**Required task A**
Copy out the records verbatim, from the line with "2531, 1008, 2545]" up to and including the line with "1918, 620, 1934]".

**Selected passage**
2.2.3 Channel 2: Time-Domain CycleGAN Based on Saliency Region

In the MaskCycleGAN from the channel 1, the model takes the original acoustics as the input and generates mel-cepstrum based on the filling in frame, which is used for model training. This method emphasizes the time–frequency information of speech signal, which is a global expression of speech emotion in time and space. In order to highlight the expression of specific emotions, we can also extract the emotion expression regions in the speech, and use these regions to fine-tune the model parameters, which can increase the fluency of emotion expression in the generated speech.

In this section, a time-domain CycleGAN model based on saliency region is proposed. The model consists of two stages. The first stage is used to extract significant time-domain regions. In the second stage, CycleGAN model is used to train the time-domain speech synthesis model. The structure of channel 2 model is shown in Fig. 6.

Fig. 6
figure 6

The structure of time-domain CycleGAN (channel 2)

2.2.3.1 Stage 1: Extraction of Saliency Region

It can quickly lock the saliency region in the speech. Because the shortest time of complete emotion expression only needs several consecutive effective frames, if we can find these sessions, we can use them to replace the whole speech. The session is called saliency region. The emotion expression ability of the other session is weaker. The process of the first stage is as follows.

  1. (1)

    Acoustic image reconstruction

Acoustic image reconstruction is used for transforming speech into image representation. The generation rule is shown in Eq. (3).

$$t_{i,j} = p_{i*\sqrt N + j} , \, i \in [0,\sqrt N ],j \in [0,\sqrt N ]$$
(3)

**Data supplied**
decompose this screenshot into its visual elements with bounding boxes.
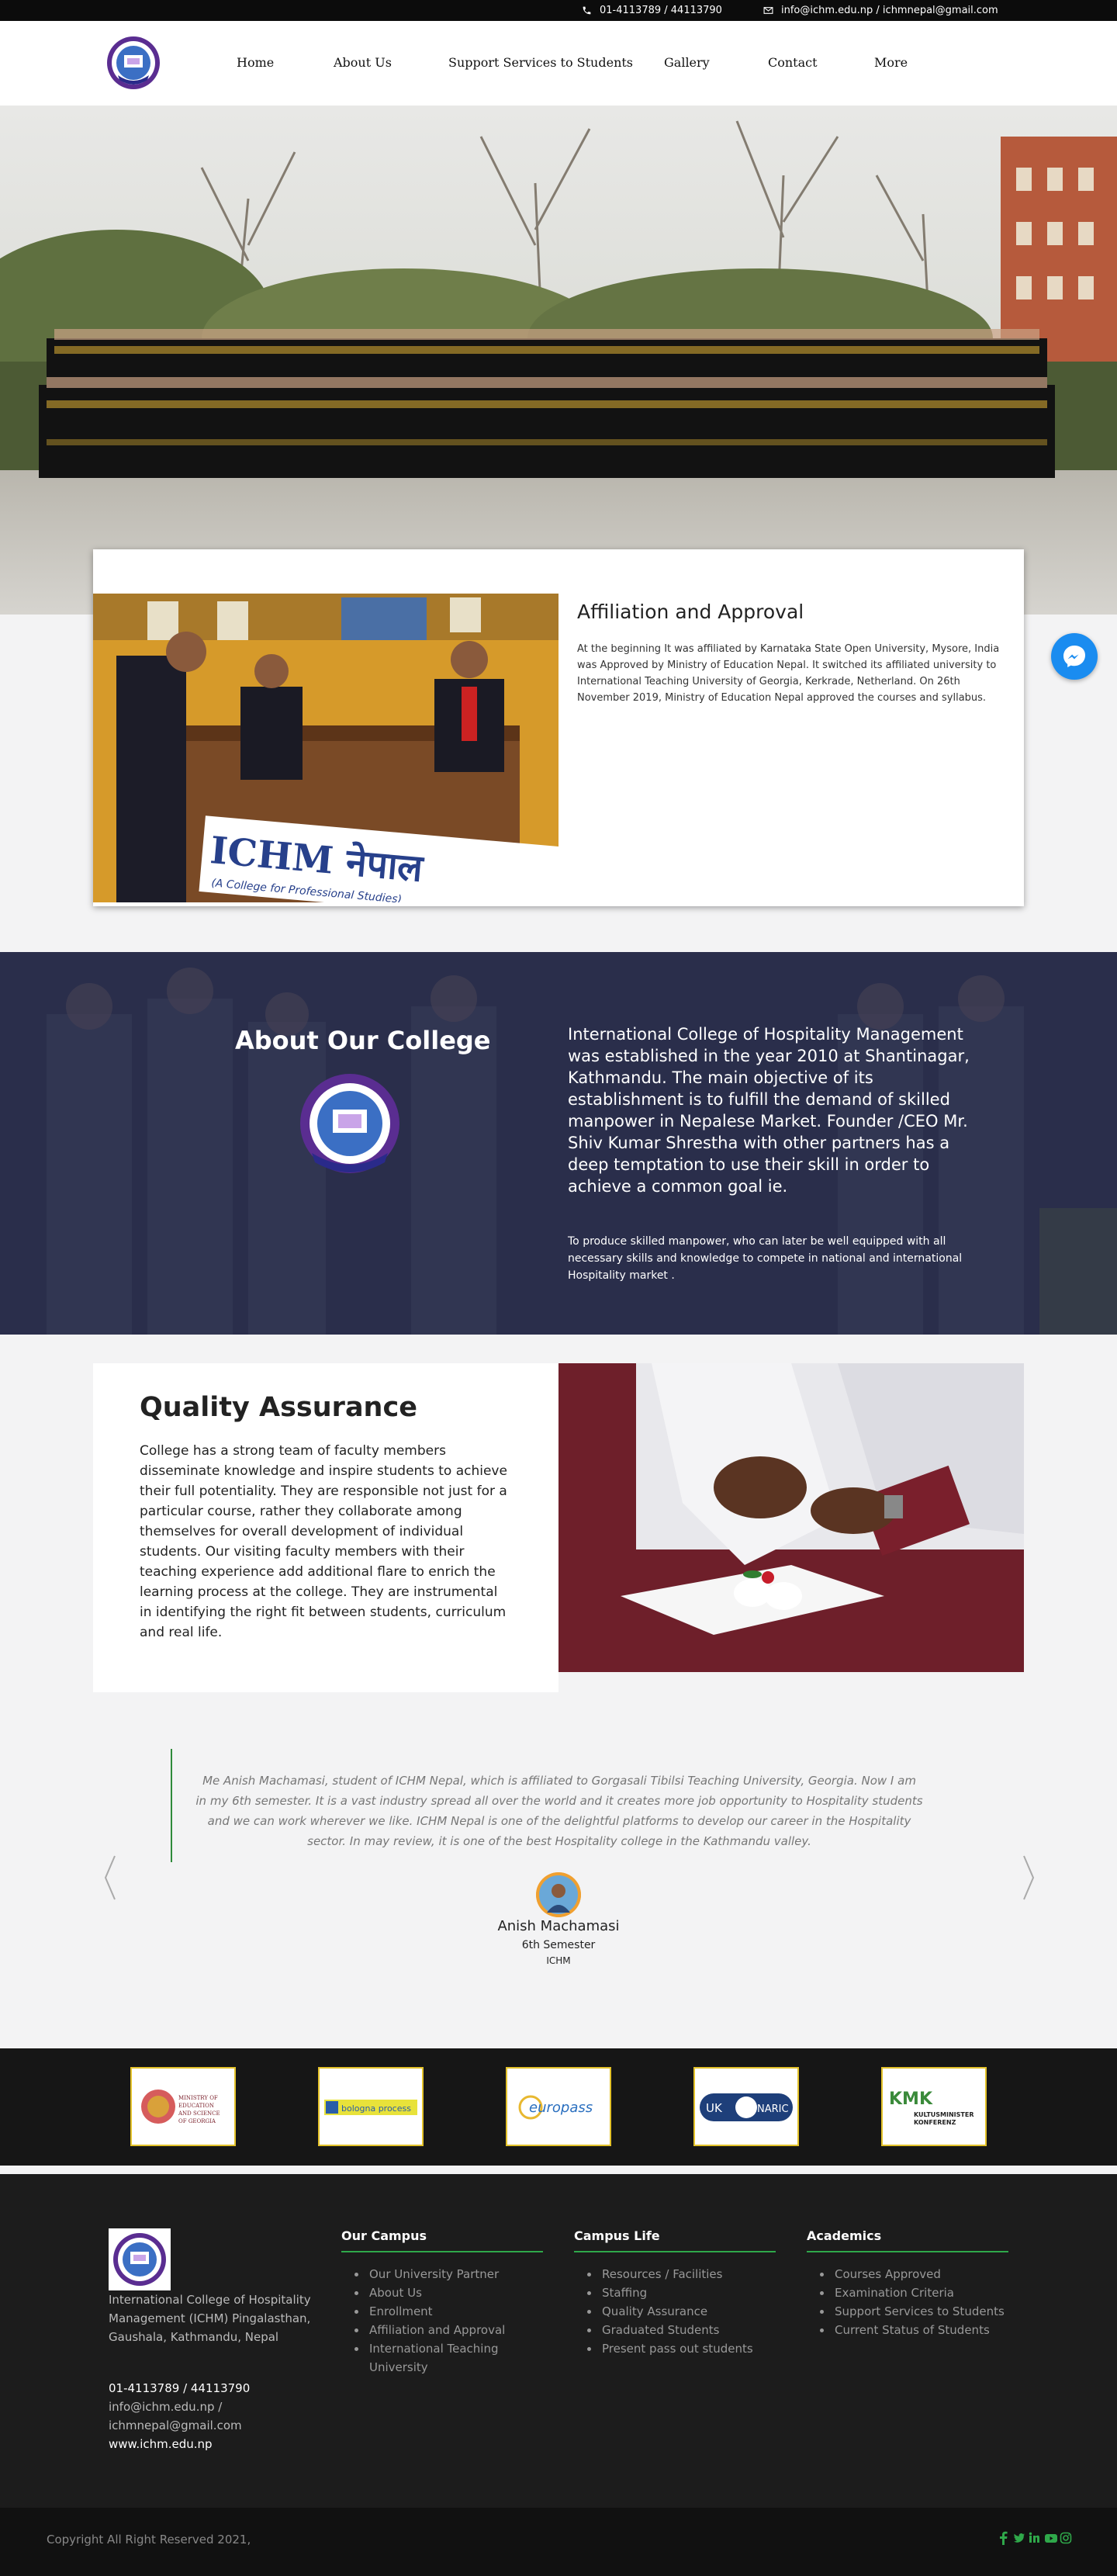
facebook-icon[interactable]	[998, 2531, 1008, 2545]
nav-gallery[interactable]: Gallery	[664, 55, 710, 70]
footer-link[interactable]: Quality Assurance	[587, 2302, 776, 2321]
college-seal	[296, 1072, 403, 1179]
footer-col-campus-life: Campus Life Resources / Facilities Staff…	[574, 2228, 776, 2358]
top-phone-text: 01-4113789 / 44113790	[600, 5, 722, 16]
footer-link[interactable]: Examination Criteria	[820, 2283, 1008, 2302]
carousel-next-arrow[interactable]	[1021, 1854, 1036, 1901]
footer-link[interactable]: Present pass out students	[587, 2339, 776, 2358]
testimonial-semester: 6th Semester	[521, 1939, 596, 1951]
partner-kmk[interactable]: KMK KULTUSMINISTER KONFERENZ	[881, 2067, 987, 2146]
twitter-icon[interactable]	[1013, 2531, 1025, 2545]
top-phone[interactable]: 01-4113789 / 44113790	[582, 5, 722, 16]
footer-col-title: Academics	[807, 2228, 1008, 2252]
footer-link[interactable]: Support Services to Students	[820, 2302, 1008, 2321]
carousel-prev-arrow[interactable]	[102, 1854, 118, 1901]
svg-text:AND SCIENCE: AND SCIENCE	[178, 2110, 220, 2117]
testimonial-name: Anish Machamasi	[497, 1918, 620, 1934]
footer-col-our-campus: Our Campus Our University Partner About …	[341, 2228, 543, 2377]
messenger-icon	[1063, 646, 1085, 667]
footer-col-title: Campus Life	[574, 2228, 776, 2252]
college-logo[interactable]	[105, 35, 161, 91]
footer-contact: 01-4113789 / 44113790 info@ichm.edu.np /…	[109, 2379, 318, 2453]
top-email[interactable]: info@ichm.edu.np / ichmnepal@gmail.com	[763, 5, 998, 16]
copyright-text: Copyright All Right Reserved 2021,	[47, 2533, 251, 2547]
footer-link[interactable]: Affiliation and Approval	[354, 2321, 543, 2339]
college-seal-icon	[113, 2233, 166, 2286]
partner-ministry-georgia[interactable]: MINISTRY OF EDUCATION AND SCIENCE OF GEO…	[130, 2067, 236, 2146]
svg-text:UK: UK	[706, 2101, 723, 2115]
top-email-text: info@ichm.edu.np / ichmnepal@gmail.com	[781, 5, 998, 16]
partner-uk-naric[interactable]: UK NARIC	[693, 2067, 799, 2146]
nav-support-services[interactable]: Support Services to Students	[448, 55, 633, 70]
youtube-icon[interactable]	[1044, 2531, 1057, 2545]
svg-text:EDUCATION: EDUCATION	[178, 2103, 214, 2109]
quality-title: Quality Assurance	[140, 1392, 417, 1423]
nav-home[interactable]: Home	[237, 55, 274, 70]
social-links	[998, 2531, 1072, 2545]
messenger-chat-button[interactable]	[1051, 633, 1098, 680]
about-section: About Our College International College …	[0, 952, 1117, 1335]
footer-link[interactable]: About Us	[354, 2283, 543, 2302]
footer-address: International College of Hospitality Man…	[109, 2293, 311, 2344]
phone-icon	[583, 6, 591, 15]
navbar: Home About Us Support Services to Studen…	[0, 21, 1117, 106]
college-seal-icon	[300, 1074, 399, 1173]
about-title: About Our College	[235, 1026, 491, 1055]
affiliation-title: Affiliation and Approval	[577, 601, 804, 623]
footer-email[interactable]: info@ichm.edu.np / ichmnepal@gmail.com	[109, 2398, 318, 2435]
footer-logo[interactable]	[109, 2228, 171, 2290]
svg-text:KMK: KMK	[889, 2090, 933, 2109]
about-text: International College of Hospitality Man…	[568, 1025, 970, 1196]
chef-plating-photo	[558, 1363, 1024, 1672]
svg-text:MINISTRY OF: MINISTRY OF	[178, 2095, 218, 2101]
footer-link[interactable]: Graduated Students	[587, 2321, 776, 2339]
footer-link[interactable]: Enrollment	[354, 2302, 543, 2321]
svg-text:bologna process: bologna process	[341, 2103, 411, 2114]
hero-graduation-photo	[0, 106, 1117, 615]
footer-phone[interactable]: 01-4113789 / 44113790	[109, 2379, 318, 2398]
partner-europass[interactable]: europass	[506, 2067, 611, 2146]
footer-link[interactable]: Staffing	[587, 2283, 776, 2302]
instagram-icon[interactable]	[1060, 2531, 1072, 2545]
quote-accent-line	[171, 1749, 172, 1862]
chevron-right-icon	[1023, 1855, 1035, 1900]
footer-col-academics: Academics Courses Approved Examination C…	[807, 2228, 1008, 2339]
testimonial-avatar	[536, 1872, 581, 1917]
footer-col-title: Our Campus	[341, 2228, 543, 2252]
testimonial-org: ICHM	[546, 1955, 571, 1966]
svg-text:OF GEORGIA: OF GEORGIA	[178, 2118, 216, 2124]
partner-bologna-process[interactable]: bologna process	[318, 2067, 424, 2146]
affiliation-card: ICHM नेपाल (A College for Professional S…	[93, 549, 1024, 906]
about-small-text: To produce skilled manpower, who can lat…	[568, 1235, 963, 1282]
testimonial-quote: Me Anish Machamasi, student of ICHM Nepa…	[195, 1774, 923, 1848]
reception-photo: ICHM नेपाल (A College for Professional S…	[93, 594, 558, 902]
quality-text: College has a strong team of faculty mem…	[140, 1443, 507, 1640]
footer-link[interactable]: Our University Partner	[354, 2265, 543, 2283]
college-seal-icon	[107, 36, 160, 89]
affiliation-text: At the beginning It was affiliated by Ka…	[577, 643, 1000, 704]
nav-more[interactable]: More	[874, 55, 908, 70]
footer: International College of Hospitality Man…	[0, 2174, 1117, 2508]
footer-link[interactable]: Resources / Facilities	[587, 2265, 776, 2283]
footer-link[interactable]: International Teaching University	[354, 2339, 543, 2377]
nav-about-us[interactable]: About Us	[334, 55, 392, 70]
svg-text:KULTUSMINISTER: KULTUSMINISTER	[914, 2111, 974, 2118]
nav-contact[interactable]: Contact	[768, 55, 818, 70]
footer-website[interactable]: www.ichm.edu.np	[109, 2435, 318, 2453]
partners-strip: MINISTRY OF EDUCATION AND SCIENCE OF GEO…	[0, 2048, 1117, 2166]
footer-link[interactable]: Current Status of Students	[820, 2321, 1008, 2339]
envelope-icon	[763, 7, 773, 14]
top-bar: 01-4113789 / 44113790 info@ichm.edu.np /…	[0, 0, 1117, 21]
linkedin-icon[interactable]	[1029, 2531, 1039, 2545]
chevron-left-icon	[104, 1855, 116, 1900]
svg-text:KONFERENZ: KONFERENZ	[914, 2119, 956, 2126]
copyright-bar: Copyright All Right Reserved 2021,	[0, 2508, 1117, 2576]
svg-text:europass: europass	[529, 2100, 593, 2116]
quality-assurance-box: Quality Assurance College has a strong t…	[93, 1363, 558, 1692]
svg-text:NARIC: NARIC	[757, 2103, 789, 2115]
footer-link[interactable]: Courses Approved	[820, 2265, 1008, 2283]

**Required task B**
Continue the passage on the saliency-region CycleGAN from where it stops.

**Exercise result A**
facebook-icon[interactable]	[998, 2531, 1008, 2545]
nav-gallery[interactable]: Gallery	[664, 55, 710, 70]
footer-link[interactable]: Quality Assurance	[587, 2302, 776, 2321]
college-seal	[296, 1072, 403, 1179]
footer-col-campus-life: Campus Life Resources / Facilities Staff…	[574, 2228, 776, 2358]
top-phone-text: 01-4113789 / 44113790	[600, 5, 722, 16]
footer-link[interactable]: Examination Criteria	[820, 2283, 1008, 2302]
carousel-next-arrow[interactable]	[1021, 1854, 1036, 1901]
footer-link[interactable]: Present pass out students	[587, 2339, 776, 2358]
testimonial-semester: 6th Semester	[521, 1939, 596, 1951]
partner-kmk[interactable]: KMK KULTUSMINISTER KONFERENZ	[881, 2067, 987, 2146]
twitter-icon[interactable]	[1013, 2531, 1025, 2545]
top-phone[interactable]: 01-4113789 / 44113790	[582, 5, 722, 16]
footer-col-title: Academics	[807, 2228, 1008, 2252]
footer-link[interactable]: Support Services to Students	[820, 2302, 1008, 2321]
carousel-prev-arrow[interactable]	[102, 1854, 118, 1901]
svg-text:AND SCIENCE: AND SCIENCE	[178, 2110, 220, 2117]
testimonial-name: Anish Machamasi	[497, 1918, 620, 1934]

**Exercise result B**
where N represents the dimension of single speech as the original speech. \(p_{i*\sqrt N + j}^{{}}\) represents the \(i*\sqrt N + j\)-dimensional data in the original speech. \(t_{i,j}^{{}}\) is the matrix representation of the original speech. After normalizing \(t_{i,j}^{{}}\), a pixel matrix \(t_{i,j}^{^{\prime}}\) is generated, which is the image representation of the current speech in the time domain. Figure 7 shows the images generated by angry and sad emotion, respectively. We can observe that there are differences in the expression of these emotions.

Fig. 7
figure 7

The image representation of angry and sad class

  1. (2)

    Emotion saliency region extraction

The data in image representation is the original acoustic signal of speech, which is characterized by timing. When the original acoustic signal has a continuous mutation, there is also a synchronous fluctuation in speech. So, the image form of the speech shows that the signal is mutation (or flat) in the current region. When the local mutation of the image occurs, it is the beginning or ending stage of the speech emotion fluctuation. When the region of the image is flat, the emotion in the current speech does not fluctuate in a large range, that is, the valence of emotion changes less. Based on this, we can use the opportunities of mutation to judge the interval of large-scale energy change. There are differences in the saliency region’s expression of different emotions, so locking the saliency regions helps us to identify a particular emotion quickly.


The method to find the saliency regions of emotion expression is as follows:

  1. (1)

    A sliding window with a width of \(\sqrt N\) and a height of \([\sqrt[{4}]{N}/2,\sqrt[{4}]{N}]\) is designed. The window can divide the whole image into \({[2*}\sqrt[{4}]{N,}\sqrt[{4}]{N}]\) regions.

  2. (2)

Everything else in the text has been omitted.